A sole tre settimane dalla conclusione della regular season, i Los Angeles Dodgers si trovano di fronte a una valutazione delicata che potrebbe ridefinire il loro assetto per i playoff MLB. Il fulcro di questa discussione è il ruolo di Kyle Tucker, esterno arrivato lo scorso inverno con un contratto quadriennale da 240 milioni di dollari. Il giocatore, infatti, non sta rispondendo alle aspettative, e il suo posto nella formazione di ottobre è ora messo in discussione sul piano tecnico, con la possibilità di una riduzione o persino eliminazione del suo impiego.
La situazione di Tucker deriva da una stagione complessivamente insufficiente, sia per quanto riguarda le prestazioni in battuta sia per quelle difensive. Analizzando i dati più recenti, negli ultimi dieci incontri, Tucker ha registrato un modesto quattro su ventotto, con un OPS di .628. Il suo OPS complessivo stagionale è sceso a .677, accompagnato da un 91 wRC+, un indicatore che lo posiziona chiaramente al di sotto della media offensiva della lega. Anche in campo esterno, il calo di rendimento è marcato: il suo valore di -9 OAA (Outs Above Average) nel right field lo colloca nel terzo percentile della MLB, identificandolo tra i difensori meno efficaci secondo questa metrica avanzata. A peggiorare il quadro contribuiscono il suo linguaggio del corpo e alcuni episodi che hanno generato frustrazione all'interno dell'ambiente, come una corsa giudicata troppo lenta verso la prima base dopo una palla mancata.
Una decisione complessa: tra costi e dinamiche di spogliatoio
La prospettiva di panchinare Tucker non rappresenta una decisione ordinaria per i Dodgers. Il suo contratto, con un valore di 60 milioni di dollari all'anno, impone una notevole prudenza, non solo per le implicazioni economiche dirette, ma anche per le potenziali ricadute sullo spogliatoio e sull'immagine complessiva del club. Un'eventuale esclusione dai playoff potrebbe avere un impatto negativo sulla fiducia del giocatore, complicando ulteriormente il suo percorso nelle stagioni future, nelle quali la franchigia di Los Angeles confida ancora nel suo recupero per tornare a essere un elemento positivo e determinante.
Tuttavia, la logica del campo spinge inevitabilmente verso un confronto con le alternative interne disponibili.

Informazioni estratte:
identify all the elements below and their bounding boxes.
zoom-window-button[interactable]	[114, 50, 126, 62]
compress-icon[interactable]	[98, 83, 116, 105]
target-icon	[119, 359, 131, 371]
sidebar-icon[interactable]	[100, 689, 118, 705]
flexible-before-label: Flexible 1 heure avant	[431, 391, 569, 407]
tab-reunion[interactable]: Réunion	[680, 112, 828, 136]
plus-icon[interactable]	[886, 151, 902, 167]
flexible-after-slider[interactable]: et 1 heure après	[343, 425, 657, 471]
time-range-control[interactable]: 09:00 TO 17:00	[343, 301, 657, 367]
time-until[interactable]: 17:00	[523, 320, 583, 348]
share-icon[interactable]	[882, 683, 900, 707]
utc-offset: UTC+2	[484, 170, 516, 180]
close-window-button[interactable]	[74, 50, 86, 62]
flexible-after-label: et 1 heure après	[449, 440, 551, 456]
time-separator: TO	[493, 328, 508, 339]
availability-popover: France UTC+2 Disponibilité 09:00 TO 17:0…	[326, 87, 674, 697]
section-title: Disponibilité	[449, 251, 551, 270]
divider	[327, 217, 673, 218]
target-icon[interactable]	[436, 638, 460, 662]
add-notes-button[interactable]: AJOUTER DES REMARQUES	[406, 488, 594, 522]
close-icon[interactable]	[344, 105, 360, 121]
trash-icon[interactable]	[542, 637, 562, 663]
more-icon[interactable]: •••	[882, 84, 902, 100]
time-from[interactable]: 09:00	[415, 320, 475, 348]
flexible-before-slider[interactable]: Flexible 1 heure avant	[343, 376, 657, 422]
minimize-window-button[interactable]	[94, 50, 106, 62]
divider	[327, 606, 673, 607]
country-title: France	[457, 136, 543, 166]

Attività: Nel brano su Kyle Tucker e i Dodgers, quale valore di OAA registra il giocatore nel right field e in quale percentile della MLB lo colloca?

Soluzione dell'esercizio: Un valore di -9 OAA, che lo colloca nel terzo percentile della MLB.